-- Begin Extracted material --

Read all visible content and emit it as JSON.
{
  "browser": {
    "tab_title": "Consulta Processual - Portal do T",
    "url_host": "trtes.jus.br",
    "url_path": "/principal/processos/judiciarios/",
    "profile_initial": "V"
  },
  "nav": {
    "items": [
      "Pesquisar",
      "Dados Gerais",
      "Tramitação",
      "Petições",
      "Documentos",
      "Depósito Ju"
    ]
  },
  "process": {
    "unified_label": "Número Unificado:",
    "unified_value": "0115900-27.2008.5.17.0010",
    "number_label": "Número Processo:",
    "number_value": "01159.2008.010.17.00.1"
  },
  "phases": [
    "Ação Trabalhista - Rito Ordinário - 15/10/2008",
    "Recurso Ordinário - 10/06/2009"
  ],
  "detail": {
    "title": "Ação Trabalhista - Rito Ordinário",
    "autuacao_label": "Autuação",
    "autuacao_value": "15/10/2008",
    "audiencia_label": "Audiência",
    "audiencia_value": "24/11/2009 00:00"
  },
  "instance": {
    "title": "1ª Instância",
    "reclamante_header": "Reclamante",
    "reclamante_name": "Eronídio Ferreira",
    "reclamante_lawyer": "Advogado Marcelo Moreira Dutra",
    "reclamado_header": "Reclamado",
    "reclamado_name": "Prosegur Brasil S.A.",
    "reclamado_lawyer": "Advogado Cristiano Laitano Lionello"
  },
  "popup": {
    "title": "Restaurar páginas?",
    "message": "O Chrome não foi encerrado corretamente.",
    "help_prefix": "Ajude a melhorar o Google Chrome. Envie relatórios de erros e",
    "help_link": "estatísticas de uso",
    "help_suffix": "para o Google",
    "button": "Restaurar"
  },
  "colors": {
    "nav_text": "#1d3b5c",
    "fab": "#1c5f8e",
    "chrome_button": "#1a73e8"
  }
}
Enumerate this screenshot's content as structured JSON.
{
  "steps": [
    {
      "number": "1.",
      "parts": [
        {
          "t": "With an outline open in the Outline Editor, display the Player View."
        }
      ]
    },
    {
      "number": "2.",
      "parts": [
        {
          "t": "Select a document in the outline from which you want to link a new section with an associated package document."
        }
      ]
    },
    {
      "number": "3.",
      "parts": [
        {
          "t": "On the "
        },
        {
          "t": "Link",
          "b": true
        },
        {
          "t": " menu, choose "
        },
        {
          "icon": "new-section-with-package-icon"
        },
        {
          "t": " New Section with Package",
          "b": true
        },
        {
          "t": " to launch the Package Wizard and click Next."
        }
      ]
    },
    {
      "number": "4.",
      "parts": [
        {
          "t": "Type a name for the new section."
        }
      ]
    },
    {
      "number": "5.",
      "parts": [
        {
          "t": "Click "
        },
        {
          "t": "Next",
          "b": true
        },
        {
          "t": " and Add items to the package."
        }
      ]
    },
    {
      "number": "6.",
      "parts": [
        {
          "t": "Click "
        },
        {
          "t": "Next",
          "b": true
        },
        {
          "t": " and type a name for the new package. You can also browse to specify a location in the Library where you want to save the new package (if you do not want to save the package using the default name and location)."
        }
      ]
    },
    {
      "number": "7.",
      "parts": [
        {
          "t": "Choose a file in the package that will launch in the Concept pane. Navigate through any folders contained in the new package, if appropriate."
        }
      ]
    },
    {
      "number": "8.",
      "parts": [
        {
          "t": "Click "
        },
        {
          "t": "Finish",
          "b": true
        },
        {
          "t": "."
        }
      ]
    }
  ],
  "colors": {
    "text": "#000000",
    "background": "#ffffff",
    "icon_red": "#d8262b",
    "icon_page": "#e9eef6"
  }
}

-- End Extracted material --

- **Stated problem**:
Each entry must be reproduced verbatim.

- **Solution to this problem**:
Read all visible content and emit it as JSON.
{
  "browser": {
    "tab_title": "Consulta Processual - Portal do T",
    "url_host": "trtes.jus.br",
    "url_path": "/principal/processos/judiciarios/",
    "profile_initial": "V"
  },
  "nav": {
    "items": [
      "Pesquisar",
      "Dados Gerais",
      "Tramitação",
      "Petições",
      "Documentos",
      "Depósito Ju"
    ]
  },
  "process": {
    "unified_label": "Número Unificado:",
    "unified_value": "0115900-27.2008.5.17.0010",
    "number_label": "Número Processo:",
    "number_value": "01159.2008.010.17.00.1"
  },
  "phases": [
    "Ação Trabalhista - Rito Ordinário - 15/10/2008",
    "Recurso Ordinário - 10/06/2009"
  ],
  "detail": {
    "title": "Ação Trabalhista - Rito Ordinário",
    "autuacao_label": "Autuação",
    "autuacao_value": "15/10/2008",
    "audiencia_label": "Audiência",
    "audiencia_value": "24/11/2009 00:00"
  },
  "instance": {
    "title": "1ª Instância",
    "reclamante_header": "Reclamante",
    "reclamante_name": "Eronídio Ferreira",
    "reclamante_lawyer": "Advogado Marcelo Moreira Dutra",
    "reclamado_header": "Reclamado",
    "reclamado_name": "Prosegur Brasil S.A.",
    "reclamado_lawyer": "Advogado Cristiano Laitano Lionello"
  },
  "popup": {
    "title": "Restaurar páginas?",
    "message": "O Chrome não foi encerrado corretamente.",
    "help_prefix": "Ajude a melhorar o Google Chrome. Envie relatórios de erros e",
    "help_link": "estatísticas de uso",
    "help_suffix": "para o Google",
    "button": "Restaurar"
  },
  "colors": {
    "nav_text": "#1d3b5c",
    "fab": "#1c5f8e",
    "chrome_button": "#1a73e8"
  }
}
Enumerate this screenshot's content as structured JSON.
{
  "steps": [
    {
      "number": "1.",
      "parts": [
        {
          "t": "With an outline open in the Outline Editor, display the Player View."
        }
      ]
    },
    {
      "number": "2.",
      "parts": [
        {
          "t": "Select a document in the outline from which you want to link a new section with an associated package document."
        }
      ]
    },
    {
      "number": "3.",
      "parts": [
        {
          "t": "On the "
        },
        {
          "t": "Link",
          "b": true
        },
        {
          "t": " menu, choose "
        },
        {
          "icon": "new-section-with-package-icon"
        },
        {
          "t": " New Section with Package",
          "b": true
        },
        {
          "t": " to launch the Package Wizard and click Next."
        }
      ]
    },
    {
      "number": "4.",
      "parts": [
        {
          "t": "Type a name for the new section."
        }
      ]
    },
    {
      "number": "5.",
      "parts": [
        {
          "t": "Click "
        },
        {
          "t": "Next",
          "b": true
        },
        {
          "t": " and Add items to the package."
        }
      ]
    },
    {
      "number": "6.",
      "parts": [
        {
          "t": "Click "
        },
        {
          "t": "Next",
          "b": true
        },
        {
          "t": " and type a name for the new package. You can also browse to specify a location in the Library where you want to save the new package (if you do not want to save the package using the default name and location)."
        }
      ]
    },
    {
      "number": "7.",
      "parts": [
        {
          "t": "Choose a file in the package that will launch in the Concept pane. Navigate through any folders contained in the new package, if appropriate."
        }
      ]
    },
    {
      "number": "8.",
      "parts": [
        {
          "t": "Click "
        },
        {
          "t": "Finish",
          "b": true
        },
        {
          "t": "."
        }
      ]
    }
  ],
  "colors": {
    "text": "#000000",
    "background": "#ffffff",
    "icon_red": "#d8262b",
    "icon_page": "#e9eef6"
  }
}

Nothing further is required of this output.